── Stored rows ──

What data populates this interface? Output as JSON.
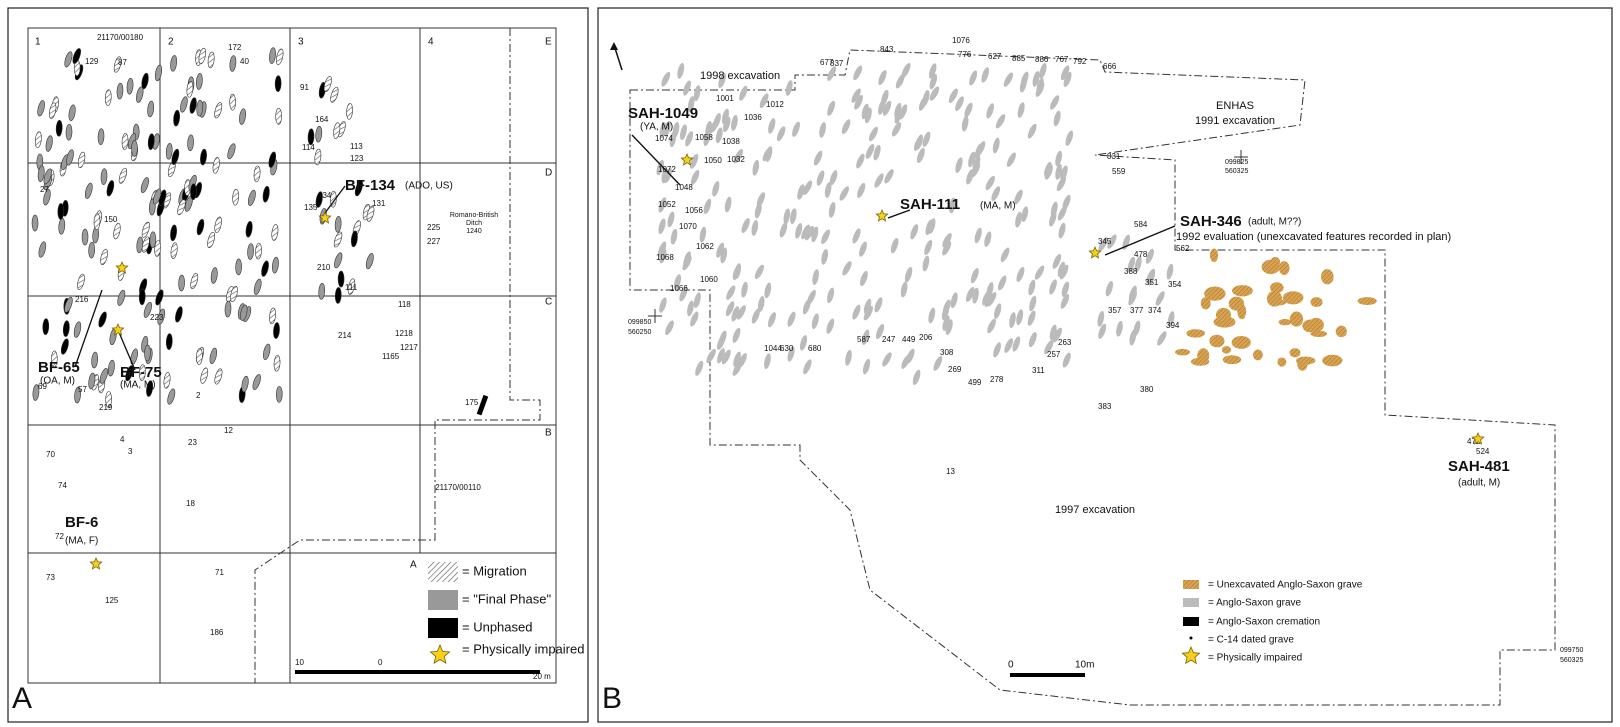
{
  "panel_a": {
    "letter": "A",
    "grid_labels": [
      "1",
      "2",
      "3",
      "4",
      "E",
      "D",
      "C",
      "B",
      "A"
    ],
    "sheet_labels": [
      "21170/00180",
      "21170/00110"
    ],
    "ditch_label": [
      "Romano-British",
      "Ditch",
      "1240"
    ],
    "callouts": [
      {
        "label": "BF-134",
        "note": "(ADO, US)"
      },
      {
        "label": "BF-65",
        "note": "(OA, M)"
      },
      {
        "label": "BF-75",
        "note": "(MA, M)"
      },
      {
        "label": "BF-6",
        "note": "(MA, F)"
      }
    ],
    "legend": [
      "= Migration",
      "= \"Final Phase\"",
      "= Unphased",
      "= Physically impaired"
    ],
    "scale": [
      "10",
      "0",
      "20 m"
    ],
    "grave_numbers": [
      "129",
      "87",
      "172",
      "40",
      "91",
      "164",
      "114",
      "113",
      "123",
      "27",
      "150",
      "216",
      "223",
      "134",
      "135",
      "131",
      "225",
      "227",
      "210",
      "111",
      "118",
      "214",
      "1218",
      "1217",
      "1165",
      "219",
      "4",
      "3",
      "23",
      "70",
      "74",
      "72",
      "18",
      "73",
      "125",
      "71",
      "186",
      "175",
      "12",
      "2",
      "57",
      "69"
    ]
  },
  "panel_b": {
    "letter": "B",
    "area_labels": [
      "1998 excavation",
      "ENHAS",
      "1991 excavation",
      "1992 evaluation (unexcavated features recorded in plan)",
      "1997 excavation"
    ],
    "coordinates": [
      "099850",
      "560250",
      "099825",
      "560325",
      "099750",
      "560325"
    ],
    "callouts": [
      {
        "label": "SAH-1049",
        "note": "(YA, M)"
      },
      {
        "label": "SAH-111",
        "note": "(MA, M)"
      },
      {
        "label": "SAH-346",
        "note": "(adult, M??)"
      },
      {
        "label": "SAH-481",
        "note": "(adult, M)"
      }
    ],
    "legend": [
      "= Unexcavated Anglo-Saxon grave",
      "= Anglo-Saxon grave",
      "= Anglo-Saxon cremation",
      "= C-14 dated grave",
      "= Physically impaired"
    ],
    "scale": [
      "0",
      "10m"
    ],
    "grave_numbers": [
      "843",
      "1076",
      "776",
      "627",
      "885",
      "886",
      "767",
      "792",
      "666",
      "677",
      "837",
      "1001",
      "1012",
      "1036",
      "1058",
      "1074",
      "1050",
      "1038",
      "1032",
      "1072",
      "1048",
      "1052",
      "1056",
      "1070",
      "1062",
      "1068",
      "1060",
      "1066",
      "1044",
      "630",
      "680",
      "587",
      "247",
      "449",
      "206",
      "308",
      "269",
      "499",
      "278",
      "311",
      "257",
      "263",
      "831",
      "559",
      "584",
      "478",
      "562",
      "388",
      "351",
      "354",
      "357",
      "377",
      "374",
      "394",
      "380",
      "383",
      "13",
      "472",
      "524",
      "345"
    ]
  }
}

───

→ **Description of the task**
Give back each entry exactly as it appears, with no pictures.

→ **The result**
What data populates this interface? Output as JSON.
{
  "panel_a": {
    "letter": "A",
    "grid_labels": [
      "1",
      "2",
      "3",
      "4",
      "E",
      "D",
      "C",
      "B",
      "A"
    ],
    "sheet_labels": [
      "21170/00180",
      "21170/00110"
    ],
    "ditch_label": [
      "Romano-British",
      "Ditch",
      "1240"
    ],
    "callouts": [
      {
        "label": "BF-134",
        "note": "(ADO, US)"
      },
      {
        "label": "BF-65",
        "note": "(OA, M)"
      },
      {
        "label": "BF-75",
        "note": "(MA, M)"
      },
      {
        "label": "BF-6",
        "note": "(MA, F)"
      }
    ],
    "legend": [
      "= Migration",
      "= \"Final Phase\"",
      "= Unphased",
      "= Physically impaired"
    ],
    "scale": [
      "10",
      "0",
      "20 m"
    ],
    "grave_numbers": [
      "129",
      "87",
      "172",
      "40",
      "91",
      "164",
      "114",
      "113",
      "123",
      "27",
      "150",
      "216",
      "223",
      "134",
      "135",
      "131",
      "225",
      "227",
      "210",
      "111",
      "118",
      "214",
      "1218",
      "1217",
      "1165",
      "219",
      "4",
      "3",
      "23",
      "70",
      "74",
      "72",
      "18",
      "73",
      "125",
      "71",
      "186",
      "175",
      "12",
      "2",
      "57",
      "69"
    ]
  },
  "panel_b": {
    "letter": "B",
    "area_labels": [
      "1998 excavation",
      "ENHAS",
      "1991 excavation",
      "1992 evaluation (unexcavated features recorded in plan)",
      "1997 excavation"
    ],
    "coordinates": [
      "099850",
      "560250",
      "099825",
      "560325",
      "099750",
      "560325"
    ],
    "callouts": [
      {
        "label": "SAH-1049",
        "note": "(YA, M)"
      },
      {
        "label": "SAH-111",
        "note": "(MA, M)"
      },
      {
        "label": "SAH-346",
        "note": "(adult, M??)"
      },
      {
        "label": "SAH-481",
        "note": "(adult, M)"
      }
    ],
    "legend": [
      "= Unexcavated Anglo-Saxon grave",
      "= Anglo-Saxon grave",
      "= Anglo-Saxon cremation",
      "= C-14 dated grave",
      "= Physically impaired"
    ],
    "scale": [
      "0",
      "10m"
    ],
    "grave_numbers": [
      "843",
      "1076",
      "776",
      "627",
      "885",
      "886",
      "767",
      "792",
      "666",
      "677",
      "837",
      "1001",
      "1012",
      "1036",
      "1058",
      "1074",
      "1050",
      "1038",
      "1032",
      "1072",
      "1048",
      "1052",
      "1056",
      "1070",
      "1062",
      "1068",
      "1060",
      "1066",
      "1044",
      "630",
      "680",
      "587",
      "247",
      "449",
      "206",
      "308",
      "269",
      "499",
      "278",
      "311",
      "257",
      "263",
      "831",
      "559",
      "584",
      "478",
      "562",
      "388",
      "351",
      "354",
      "357",
      "377",
      "374",
      "394",
      "380",
      "383",
      "13",
      "472",
      "524",
      "345"
    ]
  }
}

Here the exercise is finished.